INSTRUCTION:
Swap every "effect-item" in the items below for "bonus-item" and leave everything else unchanged.

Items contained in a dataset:
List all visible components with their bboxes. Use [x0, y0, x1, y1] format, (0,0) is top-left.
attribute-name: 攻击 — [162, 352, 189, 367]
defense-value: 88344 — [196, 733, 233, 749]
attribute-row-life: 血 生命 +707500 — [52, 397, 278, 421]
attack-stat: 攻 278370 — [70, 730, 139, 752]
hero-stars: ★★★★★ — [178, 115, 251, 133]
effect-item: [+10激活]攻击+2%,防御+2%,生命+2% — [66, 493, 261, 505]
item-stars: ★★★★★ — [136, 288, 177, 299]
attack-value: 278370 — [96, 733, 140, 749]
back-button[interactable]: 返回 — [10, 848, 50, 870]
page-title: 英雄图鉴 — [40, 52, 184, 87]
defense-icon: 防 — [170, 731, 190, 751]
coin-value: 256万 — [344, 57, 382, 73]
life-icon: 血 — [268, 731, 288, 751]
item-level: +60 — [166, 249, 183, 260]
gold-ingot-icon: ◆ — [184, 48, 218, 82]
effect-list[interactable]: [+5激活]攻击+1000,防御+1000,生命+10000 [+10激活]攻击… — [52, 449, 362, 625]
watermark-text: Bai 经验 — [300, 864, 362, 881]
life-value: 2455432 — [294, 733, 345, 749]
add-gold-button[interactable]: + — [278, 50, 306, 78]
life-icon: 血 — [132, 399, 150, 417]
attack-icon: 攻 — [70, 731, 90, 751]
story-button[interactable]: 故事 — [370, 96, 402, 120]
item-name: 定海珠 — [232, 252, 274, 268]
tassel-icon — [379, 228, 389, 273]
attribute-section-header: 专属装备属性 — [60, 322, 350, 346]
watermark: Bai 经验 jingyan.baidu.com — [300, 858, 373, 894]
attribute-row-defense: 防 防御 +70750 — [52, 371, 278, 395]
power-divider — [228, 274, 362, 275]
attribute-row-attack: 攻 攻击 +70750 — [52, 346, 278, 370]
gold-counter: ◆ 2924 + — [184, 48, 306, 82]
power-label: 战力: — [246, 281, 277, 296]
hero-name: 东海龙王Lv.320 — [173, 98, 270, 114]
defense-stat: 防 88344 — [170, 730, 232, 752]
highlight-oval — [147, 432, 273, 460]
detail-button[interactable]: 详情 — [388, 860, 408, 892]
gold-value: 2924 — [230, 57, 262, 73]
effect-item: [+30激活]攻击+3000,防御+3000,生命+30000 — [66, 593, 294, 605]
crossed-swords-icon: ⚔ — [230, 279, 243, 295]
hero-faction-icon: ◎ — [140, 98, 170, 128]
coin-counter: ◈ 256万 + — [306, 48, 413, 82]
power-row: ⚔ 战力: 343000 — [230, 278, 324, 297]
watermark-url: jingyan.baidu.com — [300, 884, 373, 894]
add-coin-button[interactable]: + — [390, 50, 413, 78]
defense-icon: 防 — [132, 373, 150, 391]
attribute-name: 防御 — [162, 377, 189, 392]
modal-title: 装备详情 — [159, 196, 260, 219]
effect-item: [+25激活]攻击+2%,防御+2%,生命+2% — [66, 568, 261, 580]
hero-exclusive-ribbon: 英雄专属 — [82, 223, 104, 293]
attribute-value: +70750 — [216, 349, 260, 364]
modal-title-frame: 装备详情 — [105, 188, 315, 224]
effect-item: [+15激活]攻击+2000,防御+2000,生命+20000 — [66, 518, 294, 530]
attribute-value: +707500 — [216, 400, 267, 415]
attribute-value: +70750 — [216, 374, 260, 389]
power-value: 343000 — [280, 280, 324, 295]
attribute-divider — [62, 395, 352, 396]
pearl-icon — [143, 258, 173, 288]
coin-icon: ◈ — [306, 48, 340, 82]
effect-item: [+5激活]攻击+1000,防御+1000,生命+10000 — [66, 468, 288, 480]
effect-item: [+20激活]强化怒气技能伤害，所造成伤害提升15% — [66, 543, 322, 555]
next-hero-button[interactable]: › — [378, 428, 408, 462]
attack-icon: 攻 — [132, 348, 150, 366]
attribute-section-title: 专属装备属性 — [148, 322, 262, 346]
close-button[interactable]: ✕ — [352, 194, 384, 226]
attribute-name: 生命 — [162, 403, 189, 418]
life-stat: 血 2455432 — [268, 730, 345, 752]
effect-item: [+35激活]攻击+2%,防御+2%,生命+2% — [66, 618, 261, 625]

SOLUTION BELOW:
List all visible components with their bboxes. Use [x0, y0, x1, y1] format, (0,0) is top-left.
attribute-name: 攻击 — [162, 352, 189, 367]
defense-value: 88344 — [196, 733, 233, 749]
attribute-row-life: 血 生命 +707500 — [52, 397, 278, 421]
attack-stat: 攻 278370 — [70, 730, 139, 752]
hero-stars: ★★★★★ — [178, 115, 251, 133]
bonus-item: [+10激活]攻击+2%,防御+2%,生命+2% — [66, 493, 261, 505]
item-stars: ★★★★★ — [136, 288, 177, 299]
attack-value: 278370 — [96, 733, 140, 749]
back-button[interactable]: 返回 — [10, 848, 50, 870]
page-title: 英雄图鉴 — [40, 52, 184, 87]
defense-icon: 防 — [170, 731, 190, 751]
coin-value: 256万 — [344, 57, 382, 73]
life-icon: 血 — [268, 731, 288, 751]
item-level: +60 — [166, 249, 183, 260]
gold-ingot-icon: ◆ — [184, 48, 218, 82]
effect-list[interactable]: [+5激活]攻击+1000,防御+1000,生命+10000 [+10激活]攻击… — [52, 449, 362, 625]
watermark-text: Bai 经验 — [300, 864, 362, 881]
life-value: 2455432 — [294, 733, 345, 749]
add-gold-button[interactable]: + — [278, 50, 306, 78]
life-icon: 血 — [132, 399, 150, 417]
attack-icon: 攻 — [70, 731, 90, 751]
story-button[interactable]: 故事 — [370, 96, 402, 120]
item-name: 定海珠 — [232, 252, 274, 268]
tassel-icon — [379, 228, 389, 273]
attribute-section-header: 专属装备属性 — [60, 322, 350, 346]
watermark: Bai 经验 jingyan.baidu.com — [300, 858, 373, 894]
attribute-row-defense: 防 防御 +70750 — [52, 371, 278, 395]
power-divider — [228, 274, 362, 275]
attribute-row-attack: 攻 攻击 +70750 — [52, 346, 278, 370]
gold-counter: ◆ 2924 + — [184, 48, 306, 82]
power-label: 战力: — [246, 281, 277, 296]
hero-name: 东海龙王Lv.320 — [173, 98, 270, 114]
defense-stat: 防 88344 — [170, 730, 232, 752]
highlight-oval — [147, 432, 273, 460]
detail-button[interactable]: 详情 — [388, 860, 408, 892]
gold-value: 2924 — [230, 57, 262, 73]
bonus-item: [+30激活]攻击+3000,防御+3000,生命+30000 — [66, 593, 294, 605]
crossed-swords-icon: ⚔ — [230, 279, 243, 295]
hero-faction-icon: ◎ — [140, 98, 170, 128]
coin-counter: ◈ 256万 + — [306, 48, 413, 82]
power-row: ⚔ 战力: 343000 — [230, 278, 324, 297]
watermark-url: jingyan.baidu.com — [300, 884, 373, 894]
add-coin-button[interactable]: + — [390, 50, 413, 78]
defense-icon: 防 — [132, 373, 150, 391]
attribute-name: 防御 — [162, 377, 189, 392]
modal-title: 装备详情 — [159, 196, 260, 219]
bonus-item: [+25激活]攻击+2%,防御+2%,生命+2% — [66, 568, 261, 580]
hero-exclusive-ribbon: 英雄专属 — [82, 223, 104, 293]
attribute-value: +70750 — [216, 349, 260, 364]
modal-title-frame: 装备详情 — [105, 188, 315, 224]
bonus-item: [+15激活]攻击+2000,防御+2000,生命+20000 — [66, 518, 294, 530]
attribute-value: +707500 — [216, 400, 267, 415]
attribute-value: +70750 — [216, 374, 260, 389]
power-value: 343000 — [280, 280, 324, 295]
attribute-divider — [62, 395, 352, 396]
pearl-icon — [143, 258, 173, 288]
coin-icon: ◈ — [306, 48, 340, 82]
bonus-item: [+5激活]攻击+1000,防御+1000,生命+10000 — [66, 468, 288, 480]
bonus-item: [+20激活]强化怒气技能伤害，所造成伤害提升15% — [66, 543, 322, 555]
next-hero-button[interactable]: › — [378, 428, 408, 462]
attack-icon: 攻 — [132, 348, 150, 366]
attribute-section-title: 专属装备属性 — [148, 322, 262, 346]
close-button[interactable]: ✕ — [352, 194, 384, 226]
attribute-name: 生命 — [162, 403, 189, 418]
life-stat: 血 2455432 — [268, 730, 345, 752]
bonus-item: [+35激活]攻击+2%,防御+2%,生命+2% — [66, 618, 261, 625]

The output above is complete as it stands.